Task prompt: From the entries that follow, copy each line in which "Output" appears.

(Stored items from a collection)

● ● ●

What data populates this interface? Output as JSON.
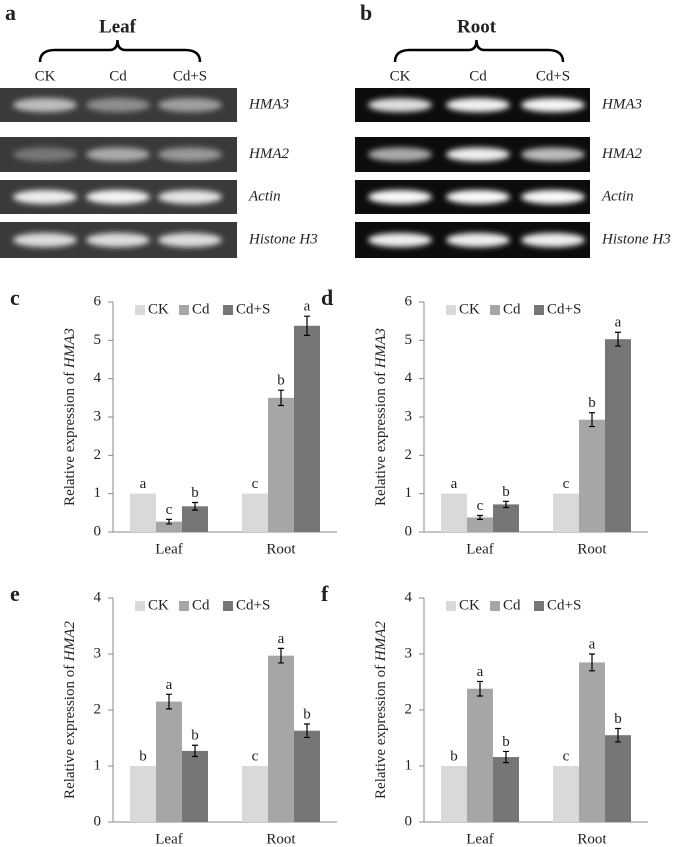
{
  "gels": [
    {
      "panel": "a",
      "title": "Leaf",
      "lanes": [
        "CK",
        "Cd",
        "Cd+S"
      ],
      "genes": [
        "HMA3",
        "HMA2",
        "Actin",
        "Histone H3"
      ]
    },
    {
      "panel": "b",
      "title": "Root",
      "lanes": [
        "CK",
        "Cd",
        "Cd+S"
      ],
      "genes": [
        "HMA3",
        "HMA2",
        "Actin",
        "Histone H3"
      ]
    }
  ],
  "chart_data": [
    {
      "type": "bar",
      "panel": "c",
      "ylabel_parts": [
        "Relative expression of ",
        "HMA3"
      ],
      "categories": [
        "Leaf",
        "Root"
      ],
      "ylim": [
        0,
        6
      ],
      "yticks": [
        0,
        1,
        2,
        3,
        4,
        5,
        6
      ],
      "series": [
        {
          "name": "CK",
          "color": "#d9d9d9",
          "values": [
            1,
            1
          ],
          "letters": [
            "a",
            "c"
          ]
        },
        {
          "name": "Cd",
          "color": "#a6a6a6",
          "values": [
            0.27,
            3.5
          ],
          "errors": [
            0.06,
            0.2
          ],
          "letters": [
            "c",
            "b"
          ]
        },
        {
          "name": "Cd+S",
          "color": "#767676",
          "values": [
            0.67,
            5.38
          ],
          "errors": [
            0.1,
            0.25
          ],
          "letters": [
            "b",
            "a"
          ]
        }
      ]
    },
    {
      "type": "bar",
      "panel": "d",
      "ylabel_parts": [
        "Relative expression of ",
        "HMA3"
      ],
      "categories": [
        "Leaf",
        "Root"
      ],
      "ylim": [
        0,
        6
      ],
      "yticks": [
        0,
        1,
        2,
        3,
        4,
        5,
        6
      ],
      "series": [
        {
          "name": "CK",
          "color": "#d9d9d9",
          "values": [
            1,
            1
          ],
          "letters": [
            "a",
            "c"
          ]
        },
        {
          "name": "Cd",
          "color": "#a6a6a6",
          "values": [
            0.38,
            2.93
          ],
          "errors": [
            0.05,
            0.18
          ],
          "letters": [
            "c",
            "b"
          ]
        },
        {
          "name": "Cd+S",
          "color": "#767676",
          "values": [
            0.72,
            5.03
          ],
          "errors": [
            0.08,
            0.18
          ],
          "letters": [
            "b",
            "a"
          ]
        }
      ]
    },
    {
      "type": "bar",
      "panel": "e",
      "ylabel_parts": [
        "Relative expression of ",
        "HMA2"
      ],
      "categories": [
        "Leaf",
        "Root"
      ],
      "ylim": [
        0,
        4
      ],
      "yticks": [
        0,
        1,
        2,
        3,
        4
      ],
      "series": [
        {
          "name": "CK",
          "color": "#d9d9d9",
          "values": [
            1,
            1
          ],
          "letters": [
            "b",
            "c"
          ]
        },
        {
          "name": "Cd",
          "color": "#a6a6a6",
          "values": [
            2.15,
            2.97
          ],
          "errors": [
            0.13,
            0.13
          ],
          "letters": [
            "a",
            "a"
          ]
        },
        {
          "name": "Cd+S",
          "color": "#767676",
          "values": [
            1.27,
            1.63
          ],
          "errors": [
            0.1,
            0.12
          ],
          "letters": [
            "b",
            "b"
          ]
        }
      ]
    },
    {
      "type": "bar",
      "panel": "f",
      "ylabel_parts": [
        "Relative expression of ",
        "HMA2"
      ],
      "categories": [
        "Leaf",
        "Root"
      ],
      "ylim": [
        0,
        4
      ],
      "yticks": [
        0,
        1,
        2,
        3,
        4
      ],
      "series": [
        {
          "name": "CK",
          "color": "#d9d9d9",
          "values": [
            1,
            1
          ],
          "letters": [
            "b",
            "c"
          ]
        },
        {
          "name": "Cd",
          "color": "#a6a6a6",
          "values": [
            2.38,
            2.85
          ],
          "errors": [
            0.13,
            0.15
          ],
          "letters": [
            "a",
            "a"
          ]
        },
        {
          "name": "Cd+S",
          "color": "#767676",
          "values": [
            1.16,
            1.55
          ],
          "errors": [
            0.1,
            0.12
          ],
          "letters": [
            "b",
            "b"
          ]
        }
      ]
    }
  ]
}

● ● ●

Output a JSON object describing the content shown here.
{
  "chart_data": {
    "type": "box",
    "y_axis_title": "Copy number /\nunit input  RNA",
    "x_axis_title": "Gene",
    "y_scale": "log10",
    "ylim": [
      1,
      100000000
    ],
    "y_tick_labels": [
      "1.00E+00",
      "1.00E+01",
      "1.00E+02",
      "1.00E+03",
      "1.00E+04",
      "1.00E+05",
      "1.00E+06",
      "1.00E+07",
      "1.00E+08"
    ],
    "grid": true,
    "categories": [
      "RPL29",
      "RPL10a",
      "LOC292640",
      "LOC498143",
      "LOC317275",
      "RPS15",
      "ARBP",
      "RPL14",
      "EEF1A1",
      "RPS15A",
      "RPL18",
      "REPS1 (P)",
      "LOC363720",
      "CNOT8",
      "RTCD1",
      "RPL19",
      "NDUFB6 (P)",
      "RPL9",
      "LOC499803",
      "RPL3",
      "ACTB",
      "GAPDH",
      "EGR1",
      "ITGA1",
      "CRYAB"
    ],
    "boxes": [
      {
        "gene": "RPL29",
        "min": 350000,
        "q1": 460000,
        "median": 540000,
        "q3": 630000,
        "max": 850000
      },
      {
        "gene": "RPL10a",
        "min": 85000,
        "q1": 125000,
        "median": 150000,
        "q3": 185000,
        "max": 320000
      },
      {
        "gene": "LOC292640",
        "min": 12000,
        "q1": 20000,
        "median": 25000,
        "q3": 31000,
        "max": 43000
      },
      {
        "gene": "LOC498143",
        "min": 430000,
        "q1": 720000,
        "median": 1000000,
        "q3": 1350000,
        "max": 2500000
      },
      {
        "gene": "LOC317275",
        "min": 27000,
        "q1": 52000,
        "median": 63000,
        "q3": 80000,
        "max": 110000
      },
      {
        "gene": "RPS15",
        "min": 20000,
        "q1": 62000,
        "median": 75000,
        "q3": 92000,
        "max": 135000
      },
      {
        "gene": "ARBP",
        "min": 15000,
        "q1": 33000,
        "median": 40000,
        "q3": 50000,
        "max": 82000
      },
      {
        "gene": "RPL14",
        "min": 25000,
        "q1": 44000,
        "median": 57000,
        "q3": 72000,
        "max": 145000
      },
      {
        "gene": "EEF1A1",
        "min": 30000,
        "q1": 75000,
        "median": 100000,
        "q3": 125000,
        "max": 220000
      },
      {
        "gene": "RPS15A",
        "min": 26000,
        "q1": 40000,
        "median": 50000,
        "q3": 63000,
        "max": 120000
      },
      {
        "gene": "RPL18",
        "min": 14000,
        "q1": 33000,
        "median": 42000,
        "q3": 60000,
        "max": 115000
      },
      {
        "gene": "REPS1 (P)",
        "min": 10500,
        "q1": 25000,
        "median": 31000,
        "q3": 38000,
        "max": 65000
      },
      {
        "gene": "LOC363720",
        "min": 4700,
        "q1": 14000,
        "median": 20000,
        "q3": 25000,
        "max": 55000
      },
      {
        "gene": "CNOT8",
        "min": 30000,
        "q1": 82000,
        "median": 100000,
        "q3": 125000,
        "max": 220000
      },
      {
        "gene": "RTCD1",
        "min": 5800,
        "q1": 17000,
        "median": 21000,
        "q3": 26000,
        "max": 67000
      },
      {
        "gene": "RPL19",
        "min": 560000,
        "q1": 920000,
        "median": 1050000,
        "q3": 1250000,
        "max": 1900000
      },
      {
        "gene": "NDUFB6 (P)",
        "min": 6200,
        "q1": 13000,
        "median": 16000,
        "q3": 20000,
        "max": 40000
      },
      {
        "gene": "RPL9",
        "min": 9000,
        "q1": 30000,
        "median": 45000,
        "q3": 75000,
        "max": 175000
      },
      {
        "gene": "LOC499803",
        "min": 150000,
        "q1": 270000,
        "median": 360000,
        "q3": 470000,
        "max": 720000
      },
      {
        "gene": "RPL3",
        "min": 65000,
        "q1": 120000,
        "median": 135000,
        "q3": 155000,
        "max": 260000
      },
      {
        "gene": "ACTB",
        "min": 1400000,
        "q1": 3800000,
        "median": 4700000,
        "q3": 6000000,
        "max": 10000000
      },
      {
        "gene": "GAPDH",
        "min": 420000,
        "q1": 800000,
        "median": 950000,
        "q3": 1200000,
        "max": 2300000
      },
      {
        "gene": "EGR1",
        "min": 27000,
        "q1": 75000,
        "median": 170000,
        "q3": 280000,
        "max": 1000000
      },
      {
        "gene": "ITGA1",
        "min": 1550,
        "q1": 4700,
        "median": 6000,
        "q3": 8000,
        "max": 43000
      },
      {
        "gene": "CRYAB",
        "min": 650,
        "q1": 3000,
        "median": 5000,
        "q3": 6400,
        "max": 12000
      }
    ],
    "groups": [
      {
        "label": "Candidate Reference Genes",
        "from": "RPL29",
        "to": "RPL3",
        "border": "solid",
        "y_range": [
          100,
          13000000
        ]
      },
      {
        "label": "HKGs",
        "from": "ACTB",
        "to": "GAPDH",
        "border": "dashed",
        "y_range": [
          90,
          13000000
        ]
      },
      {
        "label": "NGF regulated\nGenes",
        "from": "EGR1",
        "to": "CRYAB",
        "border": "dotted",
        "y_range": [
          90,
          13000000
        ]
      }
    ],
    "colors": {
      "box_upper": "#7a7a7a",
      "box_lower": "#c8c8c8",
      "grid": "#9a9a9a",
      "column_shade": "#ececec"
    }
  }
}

● ● ●

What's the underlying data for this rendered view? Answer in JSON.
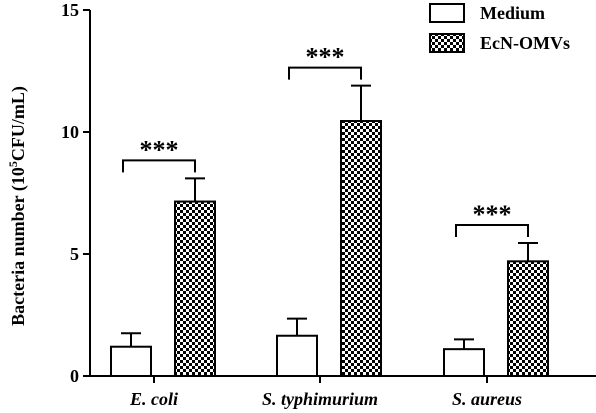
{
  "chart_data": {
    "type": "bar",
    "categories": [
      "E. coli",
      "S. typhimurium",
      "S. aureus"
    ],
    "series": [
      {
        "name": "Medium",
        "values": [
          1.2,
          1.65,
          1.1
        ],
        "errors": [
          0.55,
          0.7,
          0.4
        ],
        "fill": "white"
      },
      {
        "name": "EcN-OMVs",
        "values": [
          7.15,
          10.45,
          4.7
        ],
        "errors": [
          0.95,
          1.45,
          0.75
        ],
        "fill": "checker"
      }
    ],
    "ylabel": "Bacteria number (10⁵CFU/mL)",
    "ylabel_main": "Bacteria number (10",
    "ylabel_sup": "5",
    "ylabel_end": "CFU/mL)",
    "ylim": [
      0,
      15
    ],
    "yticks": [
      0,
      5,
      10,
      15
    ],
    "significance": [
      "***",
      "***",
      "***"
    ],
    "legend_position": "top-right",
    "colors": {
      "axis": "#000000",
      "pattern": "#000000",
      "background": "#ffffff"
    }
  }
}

● ● ●

Finished task:
What data populates this interface? Output as JSON.
Output a JSON object describing the content shown here.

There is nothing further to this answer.